* _DATASET ENTRIES_
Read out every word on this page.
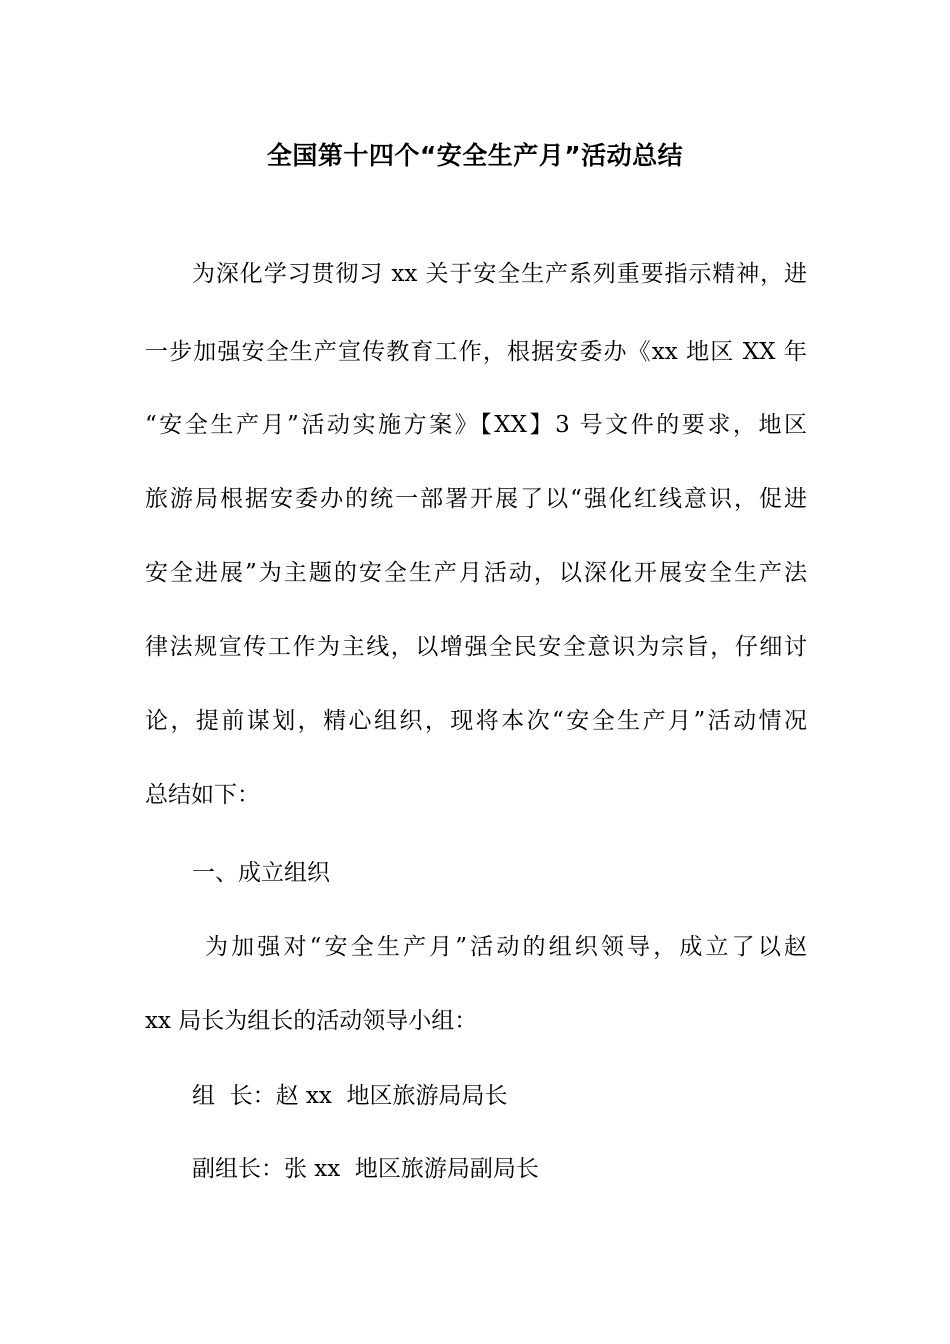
全国第十四个“安全生产月”活动总结
为深化学习贯彻习 xx 关于安全生产系列重要指示精神，进
一步加强安全生产宣传教育工作，根据安委办《xx 地区 XX 年
“安全生产月”活动实施方案》【XX】3 号文件的要求，地区
旅游局根据安委办的统一部署开展了以“强化红线意识，促进
安全进展”为主题的安全生产月活动，以深化开展安全生产法
律法规宣传工作为主线，以增强全民安全意识为宗旨，仔细讨
论，提前谋划，精心组织，现将本次“安全生产月”活动情况
总结如下：
一、成立组织
为加强对“安全生产月”活动的组织领导，成立了以赵
xx 局长为组长的活动领导小组：
组  长：赵 xx  地区旅游局局长
副组长：张 xx  地区旅游局副局长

* _EXERCISE REQUIREMENTS_
The records above must be transcribed exactly. Pictures are left out of the copy.

* _FULL SOLUTION_
Read out every word on this page.
全国第十四个“安全生产月”活动总结
为深化学习贯彻习 xx 关于安全生产系列重要指示精神，进
一步加强安全生产宣传教育工作，根据安委办《xx 地区 XX 年
“安全生产月”活动实施方案》【XX】3 号文件的要求，地区
旅游局根据安委办的统一部署开展了以“强化红线意识，促进
安全进展”为主题的安全生产月活动，以深化开展安全生产法
律法规宣传工作为主线，以增强全民安全意识为宗旨，仔细讨
论，提前谋划，精心组织，现将本次“安全生产月”活动情况
总结如下：
一、成立组织
为加强对“安全生产月”活动的组织领导，成立了以赵
xx 局长为组长的活动领导小组：
组  长：赵 xx  地区旅游局局长
副组长：张 xx  地区旅游局副局长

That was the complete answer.